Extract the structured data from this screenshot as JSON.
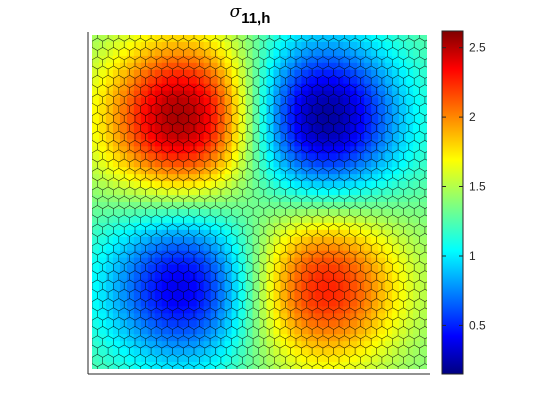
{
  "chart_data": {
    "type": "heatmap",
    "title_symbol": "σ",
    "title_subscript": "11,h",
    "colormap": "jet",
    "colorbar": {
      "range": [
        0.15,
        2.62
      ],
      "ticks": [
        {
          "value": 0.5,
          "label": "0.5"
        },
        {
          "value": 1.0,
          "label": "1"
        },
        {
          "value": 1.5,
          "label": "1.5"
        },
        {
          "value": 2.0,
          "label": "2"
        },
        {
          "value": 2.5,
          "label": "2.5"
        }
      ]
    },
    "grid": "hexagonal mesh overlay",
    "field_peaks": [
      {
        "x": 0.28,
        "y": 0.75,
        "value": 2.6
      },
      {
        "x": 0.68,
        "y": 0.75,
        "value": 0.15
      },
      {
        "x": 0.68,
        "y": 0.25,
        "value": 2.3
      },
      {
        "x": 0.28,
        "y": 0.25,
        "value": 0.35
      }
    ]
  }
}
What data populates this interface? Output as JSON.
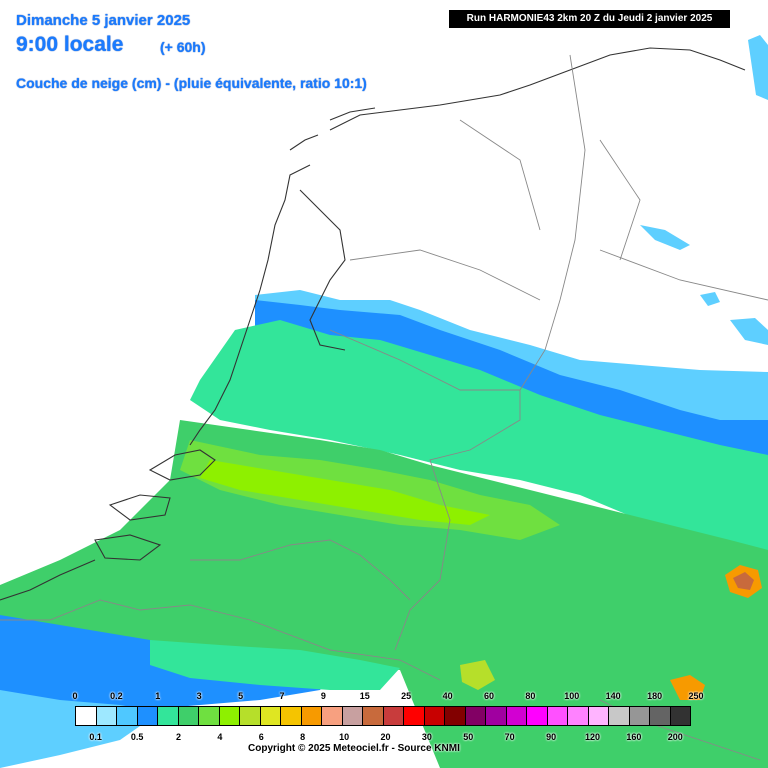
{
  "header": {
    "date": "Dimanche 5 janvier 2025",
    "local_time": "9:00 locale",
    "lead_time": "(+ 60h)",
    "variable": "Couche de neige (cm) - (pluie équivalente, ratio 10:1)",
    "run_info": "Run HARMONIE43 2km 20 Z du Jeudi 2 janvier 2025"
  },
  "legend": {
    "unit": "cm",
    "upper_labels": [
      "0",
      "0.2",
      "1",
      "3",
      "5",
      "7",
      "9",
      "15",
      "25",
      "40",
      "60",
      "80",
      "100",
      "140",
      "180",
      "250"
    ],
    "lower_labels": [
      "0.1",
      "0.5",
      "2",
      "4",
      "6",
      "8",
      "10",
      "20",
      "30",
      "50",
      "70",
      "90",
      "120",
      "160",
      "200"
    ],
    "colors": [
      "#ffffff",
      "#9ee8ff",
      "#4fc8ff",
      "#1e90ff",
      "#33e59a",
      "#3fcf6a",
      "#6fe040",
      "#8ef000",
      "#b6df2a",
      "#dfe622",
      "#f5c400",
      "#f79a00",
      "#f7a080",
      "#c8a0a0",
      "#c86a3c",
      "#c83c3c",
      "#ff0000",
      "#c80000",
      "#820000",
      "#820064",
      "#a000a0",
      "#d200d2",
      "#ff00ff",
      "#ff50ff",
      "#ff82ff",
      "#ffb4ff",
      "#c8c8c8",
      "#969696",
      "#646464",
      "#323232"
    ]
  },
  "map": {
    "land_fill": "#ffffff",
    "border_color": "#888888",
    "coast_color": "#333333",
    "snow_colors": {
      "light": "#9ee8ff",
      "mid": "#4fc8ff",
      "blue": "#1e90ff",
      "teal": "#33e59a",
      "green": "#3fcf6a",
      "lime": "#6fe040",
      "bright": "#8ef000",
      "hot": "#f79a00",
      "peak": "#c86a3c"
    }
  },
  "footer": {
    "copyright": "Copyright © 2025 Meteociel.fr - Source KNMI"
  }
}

::::::::::

## Instructions for the task
Repeat the material above in full and exactly, apart from the pictures.

## Expected answer
Extract the structured data from this screenshot as JSON.
{
  "chart_data": {
    "type": "heatmap",
    "title_symbol": "σ",
    "title_subscript": "11,h",
    "colormap": "jet",
    "colorbar": {
      "range": [
        0.15,
        2.62
      ],
      "ticks": [
        {
          "value": 0.5,
          "label": "0.5"
        },
        {
          "value": 1.0,
          "label": "1"
        },
        {
          "value": 1.5,
          "label": "1.5"
        },
        {
          "value": 2.0,
          "label": "2"
        },
        {
          "value": 2.5,
          "label": "2.5"
        }
      ]
    },
    "grid": "hexagonal mesh overlay",
    "field_peaks": [
      {
        "x": 0.28,
        "y": 0.75,
        "value": 2.6
      },
      {
        "x": 0.68,
        "y": 0.75,
        "value": 0.15
      },
      {
        "x": 0.68,
        "y": 0.25,
        "value": 2.3
      },
      {
        "x": 0.28,
        "y": 0.25,
        "value": 0.35
      }
    ]
  }
}
What data populates this interface? Output as JSON.
{
  "header": {
    "date": "Dimanche 5 janvier 2025",
    "local_time": "9:00 locale",
    "lead_time": "(+ 60h)",
    "variable": "Couche de neige (cm) - (pluie équivalente, ratio 10:1)",
    "run_info": "Run HARMONIE43 2km 20 Z du Jeudi 2 janvier 2025"
  },
  "legend": {
    "unit": "cm",
    "upper_labels": [
      "0",
      "0.2",
      "1",
      "3",
      "5",
      "7",
      "9",
      "15",
      "25",
      "40",
      "60",
      "80",
      "100",
      "140",
      "180",
      "250"
    ],
    "lower_labels": [
      "0.1",
      "0.5",
      "2",
      "4",
      "6",
      "8",
      "10",
      "20",
      "30",
      "50",
      "70",
      "90",
      "120",
      "160",
      "200"
    ],
    "colors": [
      "#ffffff",
      "#9ee8ff",
      "#4fc8ff",
      "#1e90ff",
      "#33e59a",
      "#3fcf6a",
      "#6fe040",
      "#8ef000",
      "#b6df2a",
      "#dfe622",
      "#f5c400",
      "#f79a00",
      "#f7a080",
      "#c8a0a0",
      "#c86a3c",
      "#c83c3c",
      "#ff0000",
      "#c80000",
      "#820000",
      "#820064",
      "#a000a0",
      "#d200d2",
      "#ff00ff",
      "#ff50ff",
      "#ff82ff",
      "#ffb4ff",
      "#c8c8c8",
      "#969696",
      "#646464",
      "#323232"
    ]
  },
  "map": {
    "land_fill": "#ffffff",
    "border_color": "#888888",
    "coast_color": "#333333",
    "snow_colors": {
      "light": "#9ee8ff",
      "mid": "#4fc8ff",
      "blue": "#1e90ff",
      "teal": "#33e59a",
      "green": "#3fcf6a",
      "lime": "#6fe040",
      "bright": "#8ef000",
      "hot": "#f79a00",
      "peak": "#c86a3c"
    }
  },
  "footer": {
    "copyright": "Copyright © 2025 Meteociel.fr - Source KNMI"
  }
}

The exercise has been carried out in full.